#### Source excerpt
* * * * * * *

The Reivers (also known as The Yellow Winton Flyer in the U.K.) is a 1969 Technicolor film in Panavision starring Steve McQueen and directed by Mark Rydell, based on the 1962 William Faulkner novel The Reivers, a Reminiscence. The supporting cast includes Sharon Farrell, Rupert Crosse, and Mitch Vogel, and Burgess Meredith as the narrator.

==Plot==
Set in 1905, the film follows the exploits of the likable but raffish Boon Hoggenbeck, who takes an interest in a new car, a new 1905 Winton Flyer owned by Boss, patriarch of the McCaslin family, who live in the Mississippi area where Boon lives. When the taking of the car, first by Boon, then by Ned — who are reivers, or thieves — leads to a public brawl, the local magistrate lets them off on a bond that Boss pays on the condition that both men stay out of trouble and far away from the car while he is away with family to attend a funeral. Boon violates the condition when he takes the car again to go to Memphis to see his love interest, Corrie, and talks his young friend Lucius into going for the ride. Ned stows away, as well, but Boon grudgingly allows him to come. Other characters include a racehorse that loves sardines, a friendly bordello madam and her amiable employees, and a man with a horse who lives near an impassable sinkhole full of mud for which he charges expensive rates to get both carts and cars through.

* * * * * * *

#### Data excerpts
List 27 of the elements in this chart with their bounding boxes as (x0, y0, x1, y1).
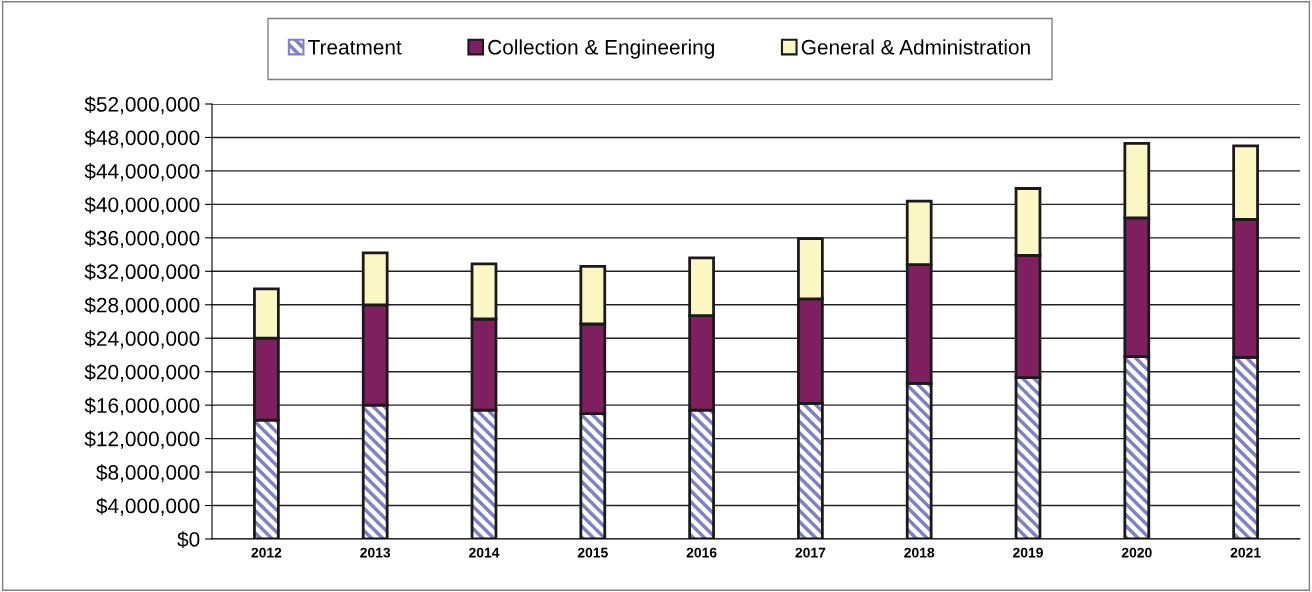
x-tick-label: 2021 (1230, 547, 1261, 558)
y-tick-label: $52,000,000 (84, 96, 200, 115)
y-tick-label: $40,000,000 (84, 196, 200, 215)
y-tick-label: $8,000,000 (96, 464, 200, 483)
x-tick-label: 2020 (1121, 547, 1152, 558)
y-tick-label: $28,000,000 (84, 296, 200, 315)
y-tick-label: $48,000,000 (84, 129, 200, 148)
legend-label: Collection & Engineering (488, 39, 714, 59)
legend-label: Treatment (308, 40, 402, 55)
y-tick-label: $16,000,000 (84, 397, 200, 416)
legend-label: General & Administration (801, 39, 1030, 55)
x-tick-label: 2016 (686, 547, 717, 558)
x-tick-label: 2019 (1013, 547, 1043, 558)
x-tick-label: 2013 (360, 547, 391, 558)
x-tick-label: 2015 (577, 547, 608, 558)
y-tick-label: $24,000,000 (84, 330, 200, 349)
y-tick-label: $20,000,000 (84, 363, 200, 382)
y-tick-label: $4,000,000 (96, 497, 200, 516)
x-tick-label: 2018 (904, 547, 935, 558)
x-tick-label: 2012 (251, 547, 282, 558)
y-tick-label: $0 (177, 531, 200, 548)
y-tick-label: $36,000,000 (84, 229, 200, 249)
x-tick-label: 2014 (469, 547, 500, 558)
y-tick-label: $32,000,000 (84, 263, 200, 282)
y-tick-label: $44,000,000 (84, 163, 200, 182)
x-tick-label: 2017 (795, 547, 826, 558)
y-tick-label: $12,000,000 (84, 430, 200, 449)
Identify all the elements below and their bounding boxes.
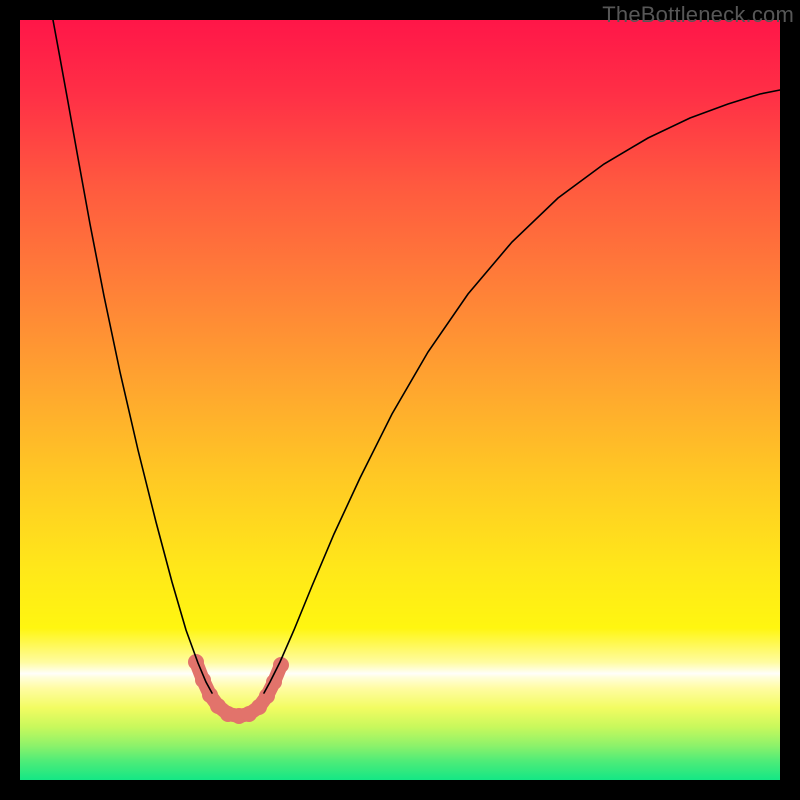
watermark-text: TheBottleneck.com [602, 2, 794, 28]
plot-border-bottom [0, 780, 800, 800]
bottleneck-curve-chart [0, 0, 800, 800]
plot-border-left [0, 0, 20, 800]
plot-border-right [780, 0, 800, 800]
bottleneck-marker-dot [259, 688, 275, 704]
bottleneck-marker-dot [266, 674, 282, 690]
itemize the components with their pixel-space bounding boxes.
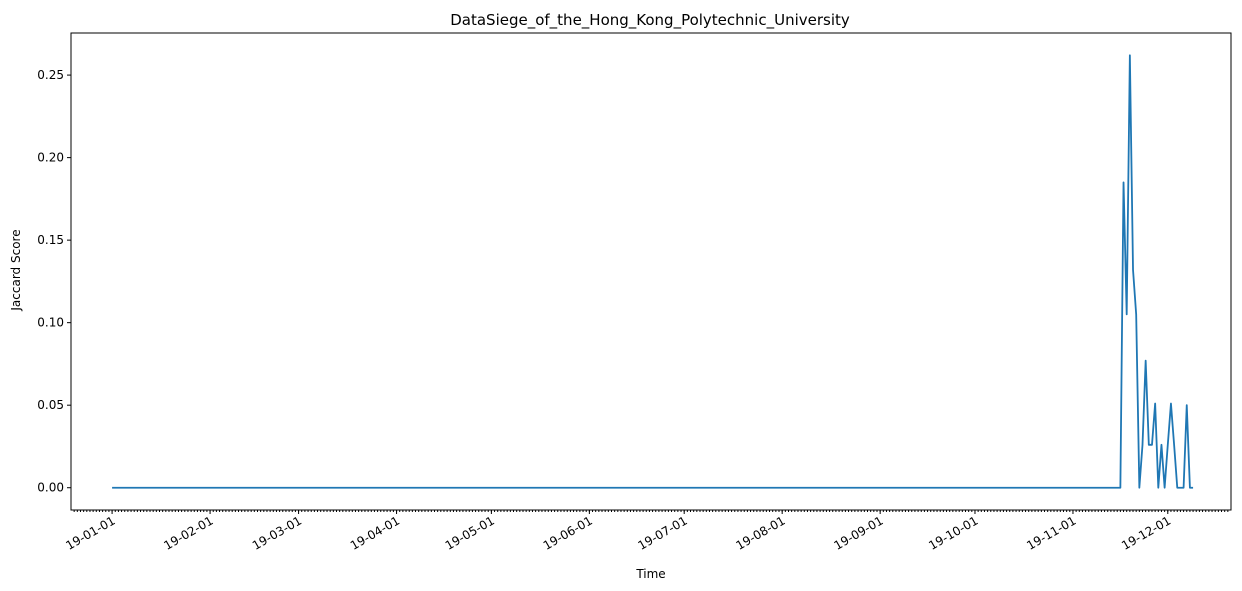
x-tick-label: 19-06-01 (541, 513, 595, 552)
y-tick-label: 0.20 (37, 151, 64, 165)
x-tick-label: 19-07-01 (636, 513, 690, 552)
x-tick-label: 19-10-01 (926, 513, 980, 552)
plot-frame (70, 32, 1232, 511)
x-tick-label: 19-05-01 (443, 513, 497, 552)
x-tick-label: 19-09-01 (831, 513, 885, 552)
chart-title: DataSiege_of_the_Hong_Kong_Polytechnic_U… (450, 11, 850, 30)
x-tick-label: 19-11-01 (1024, 513, 1078, 552)
x-tick-label: 19-12-01 (1119, 513, 1173, 552)
x-axis-label: Time (635, 567, 665, 581)
x-tick-label: 19-08-01 (734, 513, 788, 552)
y-tick-label: 0.15 (37, 233, 64, 247)
series-line (112, 54, 1194, 489)
y-tick-label: 0.00 (37, 481, 64, 495)
y-tick-label: 0.25 (37, 68, 64, 82)
y-tick-label: 0.05 (37, 398, 64, 412)
y-axis-label: Jaccard Score (9, 229, 23, 311)
x-tick-label: 19-04-01 (348, 513, 402, 552)
x-tick-label: 19-02-01 (161, 513, 215, 552)
y-tick-label: 0.10 (37, 316, 64, 330)
plot-area: 19-01-01 19-02-01 19-03-01 19-04-01 19-05-01… (37, 32, 1232, 553)
x-tick-label: 19-03-01 (250, 513, 304, 552)
x-tick-label: 19-01-01 (63, 513, 117, 552)
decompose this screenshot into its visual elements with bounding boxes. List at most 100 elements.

* * * * * * *

#### Directives
[1] In the film summary, what food does the racehorse love?
[2] Rewrite the records between the line holding "x-tick-label: 19-06-01 (541, 513, 595, 552)" and the end of the records, inclusive, with "Jaccard Score" replaced by "Overlap Score" and everything else unchanged. Give only those lines.
The film summary and the records come from unrelated sources.

#### Task answers
[1] Sardines.

[2]
x-tick-label: 19-06-01 (541, 513, 595, 552)
y-tick-label: 0.20 (37, 151, 64, 165)
x-tick-label: 19-07-01 (636, 513, 690, 552)
x-tick-label: 19-10-01 (926, 513, 980, 552)
plot-frame (70, 32, 1232, 511)
x-tick-label: 19-05-01 (443, 513, 497, 552)
x-tick-label: 19-09-01 (831, 513, 885, 552)
chart-title: DataSiege_of_the_Hong_Kong_Polytechnic_U… (450, 11, 850, 30)
x-tick-label: 19-11-01 (1024, 513, 1078, 552)
x-tick-label: 19-12-01 (1119, 513, 1173, 552)
x-axis-label: Time (635, 567, 665, 581)
x-tick-label: 19-08-01 (734, 513, 788, 552)
y-tick-label: 0.15 (37, 233, 64, 247)
series-line (112, 54, 1194, 489)
y-tick-label: 0.00 (37, 481, 64, 495)
y-tick-label: 0.25 (37, 68, 64, 82)
y-tick-label: 0.05 (37, 398, 64, 412)
y-axis-label: Overlap Score (9, 229, 23, 311)
x-tick-label: 19-04-01 (348, 513, 402, 552)
x-tick-label: 19-02-01 (161, 513, 215, 552)
y-tick-label: 0.10 (37, 316, 64, 330)
plot-area: 19-01-01 19-02-01 19-03-01 19-04-01 19-05-01… (37, 32, 1232, 553)
x-tick-label: 19-03-01 (250, 513, 304, 552)
x-tick-label: 19-01-01 (63, 513, 117, 552)
decompose this screenshot into its visual elements with bounding boxes. List at most 100 elements.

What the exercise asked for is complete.